What to do: Copy out every line containing the word "into".

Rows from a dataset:
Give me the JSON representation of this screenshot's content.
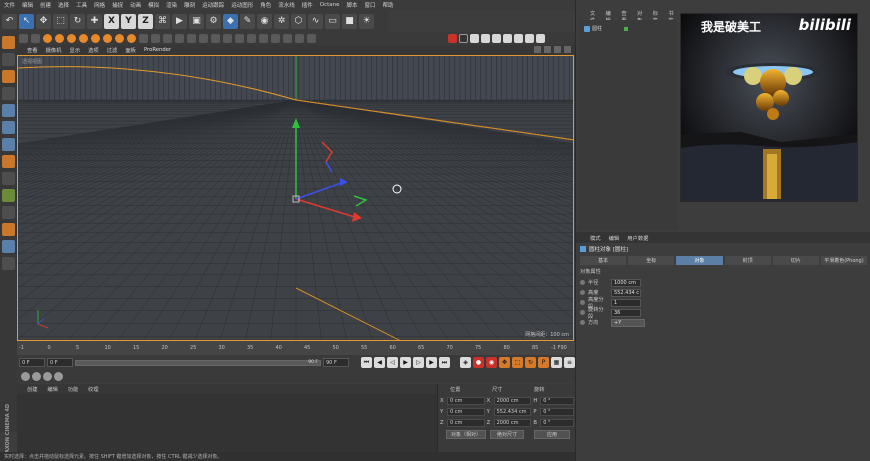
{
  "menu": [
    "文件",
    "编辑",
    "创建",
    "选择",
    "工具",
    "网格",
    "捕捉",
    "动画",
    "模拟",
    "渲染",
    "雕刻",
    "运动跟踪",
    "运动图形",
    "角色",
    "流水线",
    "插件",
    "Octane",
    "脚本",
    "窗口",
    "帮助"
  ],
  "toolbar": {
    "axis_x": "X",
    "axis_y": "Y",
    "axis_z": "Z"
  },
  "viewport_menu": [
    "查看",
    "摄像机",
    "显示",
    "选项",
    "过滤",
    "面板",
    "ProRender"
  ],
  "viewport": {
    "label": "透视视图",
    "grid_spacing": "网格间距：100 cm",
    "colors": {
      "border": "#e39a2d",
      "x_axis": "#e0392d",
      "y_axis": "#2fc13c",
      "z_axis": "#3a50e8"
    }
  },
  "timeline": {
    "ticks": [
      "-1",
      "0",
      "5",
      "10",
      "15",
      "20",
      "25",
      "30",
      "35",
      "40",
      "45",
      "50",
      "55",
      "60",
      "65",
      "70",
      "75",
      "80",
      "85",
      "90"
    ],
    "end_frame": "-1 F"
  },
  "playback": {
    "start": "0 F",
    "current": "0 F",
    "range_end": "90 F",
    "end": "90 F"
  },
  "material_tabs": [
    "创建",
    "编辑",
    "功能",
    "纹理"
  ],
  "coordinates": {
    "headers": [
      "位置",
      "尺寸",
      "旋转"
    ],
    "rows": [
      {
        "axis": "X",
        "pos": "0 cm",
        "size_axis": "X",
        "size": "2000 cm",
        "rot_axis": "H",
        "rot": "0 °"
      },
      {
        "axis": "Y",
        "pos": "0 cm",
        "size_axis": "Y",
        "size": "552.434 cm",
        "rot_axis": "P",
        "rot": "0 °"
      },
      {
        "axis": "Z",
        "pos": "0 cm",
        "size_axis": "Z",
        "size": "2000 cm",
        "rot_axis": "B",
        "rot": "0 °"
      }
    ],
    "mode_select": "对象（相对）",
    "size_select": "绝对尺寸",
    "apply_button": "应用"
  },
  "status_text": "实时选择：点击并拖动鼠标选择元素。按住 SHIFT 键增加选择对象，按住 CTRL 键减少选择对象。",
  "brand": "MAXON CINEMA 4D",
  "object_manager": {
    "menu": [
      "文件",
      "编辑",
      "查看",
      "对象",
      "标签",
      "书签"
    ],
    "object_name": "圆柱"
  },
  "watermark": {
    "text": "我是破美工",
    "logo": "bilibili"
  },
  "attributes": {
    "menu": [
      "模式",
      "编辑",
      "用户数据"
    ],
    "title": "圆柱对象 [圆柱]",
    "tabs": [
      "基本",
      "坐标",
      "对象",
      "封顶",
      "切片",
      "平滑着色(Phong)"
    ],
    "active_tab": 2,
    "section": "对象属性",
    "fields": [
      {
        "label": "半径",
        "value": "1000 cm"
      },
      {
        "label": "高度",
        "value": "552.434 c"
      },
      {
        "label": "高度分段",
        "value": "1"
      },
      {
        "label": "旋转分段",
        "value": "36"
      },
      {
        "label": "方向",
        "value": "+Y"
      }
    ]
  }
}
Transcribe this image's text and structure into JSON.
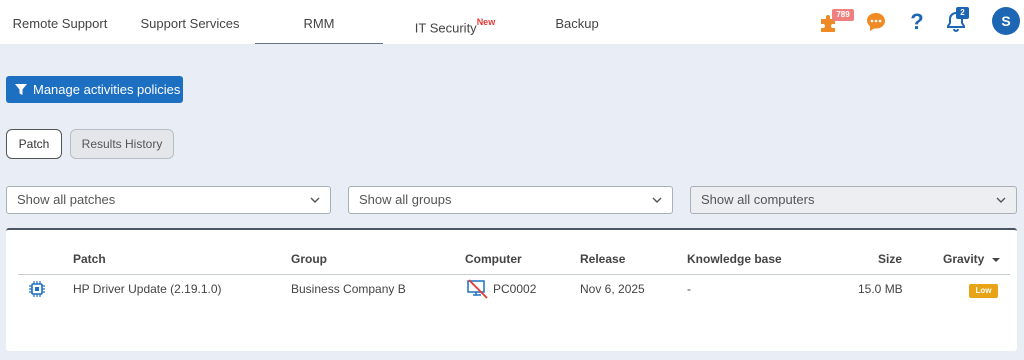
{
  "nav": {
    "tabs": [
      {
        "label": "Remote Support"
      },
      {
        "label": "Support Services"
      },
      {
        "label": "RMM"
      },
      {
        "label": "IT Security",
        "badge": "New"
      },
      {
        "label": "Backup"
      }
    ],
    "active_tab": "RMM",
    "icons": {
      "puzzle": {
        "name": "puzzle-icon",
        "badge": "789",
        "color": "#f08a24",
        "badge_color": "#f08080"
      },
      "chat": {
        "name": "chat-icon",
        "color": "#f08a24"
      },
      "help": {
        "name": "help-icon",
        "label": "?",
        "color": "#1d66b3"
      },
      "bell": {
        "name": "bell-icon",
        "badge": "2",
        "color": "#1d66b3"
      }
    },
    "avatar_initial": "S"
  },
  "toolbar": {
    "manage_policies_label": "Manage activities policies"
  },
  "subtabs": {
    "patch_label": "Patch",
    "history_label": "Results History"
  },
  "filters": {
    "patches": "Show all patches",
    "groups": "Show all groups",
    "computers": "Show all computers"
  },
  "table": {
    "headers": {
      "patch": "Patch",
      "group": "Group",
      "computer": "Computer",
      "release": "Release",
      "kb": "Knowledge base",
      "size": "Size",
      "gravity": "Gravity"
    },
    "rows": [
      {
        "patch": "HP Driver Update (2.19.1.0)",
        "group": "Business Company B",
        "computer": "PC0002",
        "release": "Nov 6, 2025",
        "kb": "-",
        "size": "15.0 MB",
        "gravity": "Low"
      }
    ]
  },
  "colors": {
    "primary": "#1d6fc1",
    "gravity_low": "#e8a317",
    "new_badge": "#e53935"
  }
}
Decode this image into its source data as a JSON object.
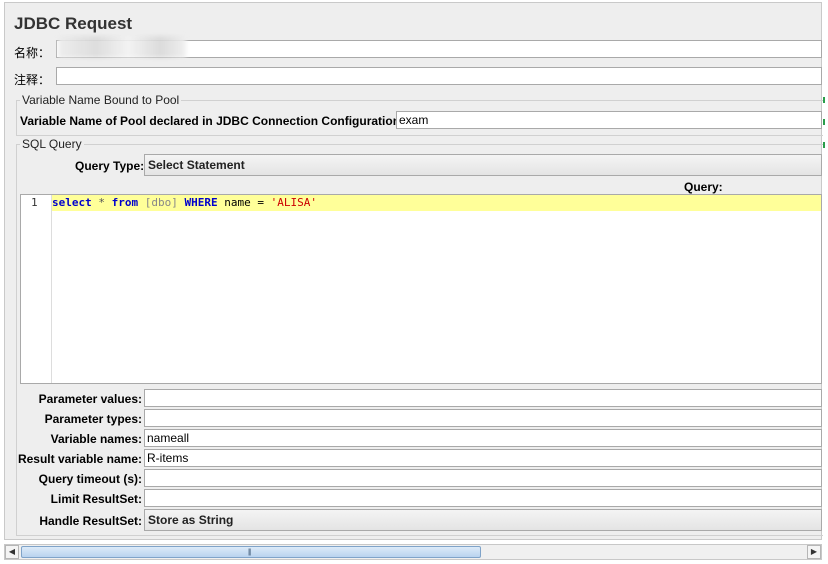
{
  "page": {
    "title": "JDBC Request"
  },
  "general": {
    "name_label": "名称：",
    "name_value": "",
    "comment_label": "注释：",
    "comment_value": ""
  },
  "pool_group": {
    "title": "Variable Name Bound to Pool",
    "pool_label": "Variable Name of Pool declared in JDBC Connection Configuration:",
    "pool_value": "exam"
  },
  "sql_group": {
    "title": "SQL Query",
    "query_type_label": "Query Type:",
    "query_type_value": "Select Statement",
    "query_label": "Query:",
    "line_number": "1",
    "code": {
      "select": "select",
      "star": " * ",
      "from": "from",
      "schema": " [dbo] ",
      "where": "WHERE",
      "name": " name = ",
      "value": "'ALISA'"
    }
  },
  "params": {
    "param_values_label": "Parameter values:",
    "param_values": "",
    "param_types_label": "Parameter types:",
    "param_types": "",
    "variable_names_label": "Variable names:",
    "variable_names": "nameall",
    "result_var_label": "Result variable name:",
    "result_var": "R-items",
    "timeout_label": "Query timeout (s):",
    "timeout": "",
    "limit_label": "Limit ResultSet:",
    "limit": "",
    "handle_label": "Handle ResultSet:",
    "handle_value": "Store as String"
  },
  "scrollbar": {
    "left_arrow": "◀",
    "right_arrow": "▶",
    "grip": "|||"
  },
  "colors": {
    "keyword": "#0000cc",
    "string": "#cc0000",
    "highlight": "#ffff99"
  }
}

* * *

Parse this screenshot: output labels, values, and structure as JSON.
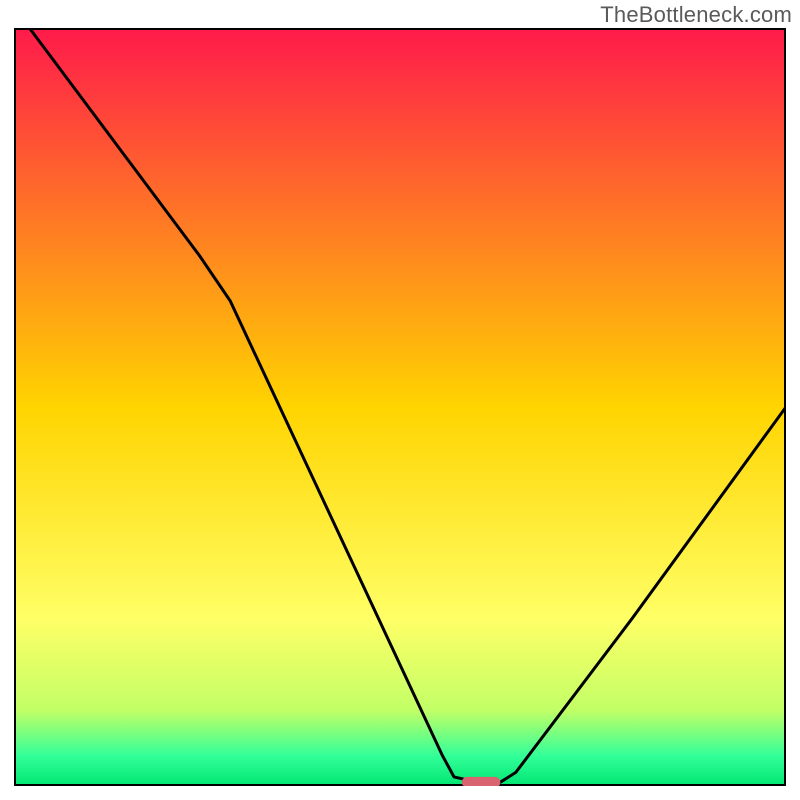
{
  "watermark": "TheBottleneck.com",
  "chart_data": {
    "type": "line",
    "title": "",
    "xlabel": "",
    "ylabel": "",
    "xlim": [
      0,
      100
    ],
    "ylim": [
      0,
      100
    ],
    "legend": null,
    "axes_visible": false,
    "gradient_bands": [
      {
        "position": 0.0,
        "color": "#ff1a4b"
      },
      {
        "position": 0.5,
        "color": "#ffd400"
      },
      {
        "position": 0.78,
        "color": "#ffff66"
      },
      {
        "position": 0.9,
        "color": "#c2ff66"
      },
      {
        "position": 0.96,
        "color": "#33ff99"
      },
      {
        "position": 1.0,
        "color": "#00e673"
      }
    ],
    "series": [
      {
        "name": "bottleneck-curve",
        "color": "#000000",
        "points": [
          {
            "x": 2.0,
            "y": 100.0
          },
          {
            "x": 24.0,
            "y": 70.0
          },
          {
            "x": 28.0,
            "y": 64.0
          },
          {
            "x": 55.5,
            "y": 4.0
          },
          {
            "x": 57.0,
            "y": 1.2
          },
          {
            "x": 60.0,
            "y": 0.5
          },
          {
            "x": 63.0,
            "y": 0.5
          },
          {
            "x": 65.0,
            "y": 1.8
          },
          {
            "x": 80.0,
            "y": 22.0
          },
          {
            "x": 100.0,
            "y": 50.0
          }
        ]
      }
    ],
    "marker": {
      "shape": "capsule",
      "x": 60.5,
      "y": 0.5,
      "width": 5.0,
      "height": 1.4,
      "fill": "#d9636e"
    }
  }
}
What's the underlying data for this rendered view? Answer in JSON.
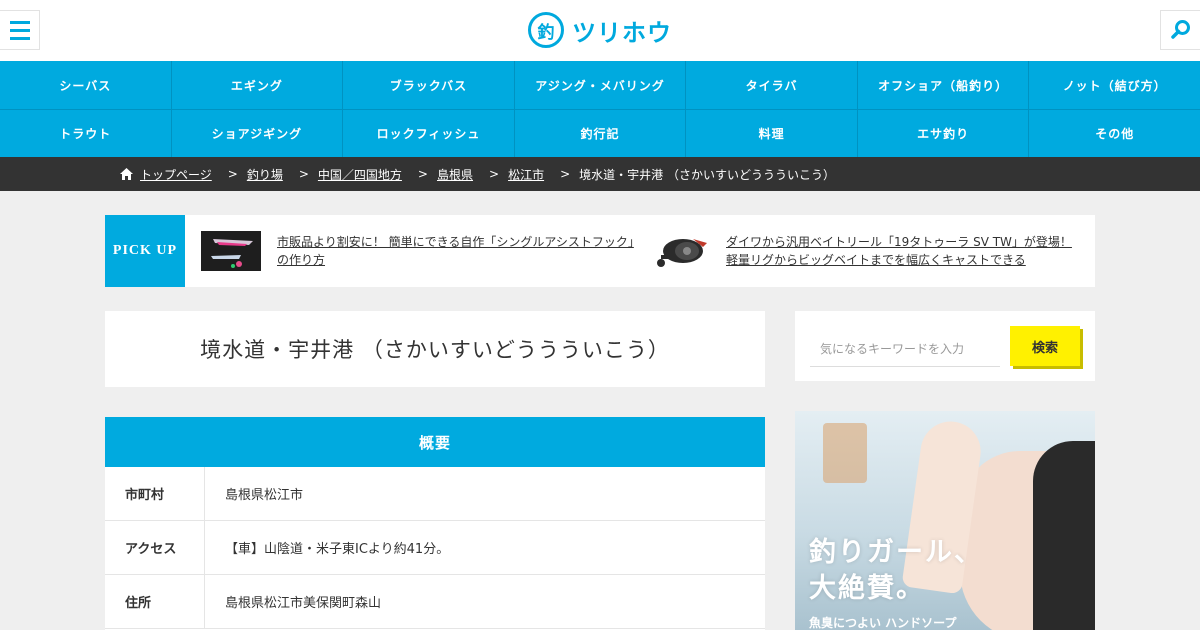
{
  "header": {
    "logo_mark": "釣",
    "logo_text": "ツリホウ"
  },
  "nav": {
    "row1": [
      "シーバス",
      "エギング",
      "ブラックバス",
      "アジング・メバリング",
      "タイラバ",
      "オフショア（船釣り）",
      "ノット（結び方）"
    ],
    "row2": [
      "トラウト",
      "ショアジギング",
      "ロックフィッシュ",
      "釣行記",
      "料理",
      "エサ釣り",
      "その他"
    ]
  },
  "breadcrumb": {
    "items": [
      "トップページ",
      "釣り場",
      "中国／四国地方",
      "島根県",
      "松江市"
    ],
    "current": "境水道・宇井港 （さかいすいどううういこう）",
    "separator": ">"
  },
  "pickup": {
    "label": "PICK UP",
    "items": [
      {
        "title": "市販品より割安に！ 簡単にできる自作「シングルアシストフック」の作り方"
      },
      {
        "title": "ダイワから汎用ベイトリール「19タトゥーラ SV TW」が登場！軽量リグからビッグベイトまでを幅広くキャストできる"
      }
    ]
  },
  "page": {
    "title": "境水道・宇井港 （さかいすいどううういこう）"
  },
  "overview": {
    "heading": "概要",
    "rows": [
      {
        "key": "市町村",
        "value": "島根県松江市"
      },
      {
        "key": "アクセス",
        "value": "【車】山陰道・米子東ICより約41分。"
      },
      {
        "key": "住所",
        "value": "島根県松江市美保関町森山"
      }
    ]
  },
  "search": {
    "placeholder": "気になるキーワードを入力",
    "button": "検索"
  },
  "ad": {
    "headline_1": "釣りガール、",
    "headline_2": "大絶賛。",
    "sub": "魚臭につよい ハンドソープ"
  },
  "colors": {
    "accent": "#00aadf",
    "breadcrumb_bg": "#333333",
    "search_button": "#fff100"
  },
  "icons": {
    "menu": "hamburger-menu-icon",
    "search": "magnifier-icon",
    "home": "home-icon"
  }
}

Solved exercise:
Transcribe this image's text and structure into JSON.
Decode this image into its source data as a JSON object.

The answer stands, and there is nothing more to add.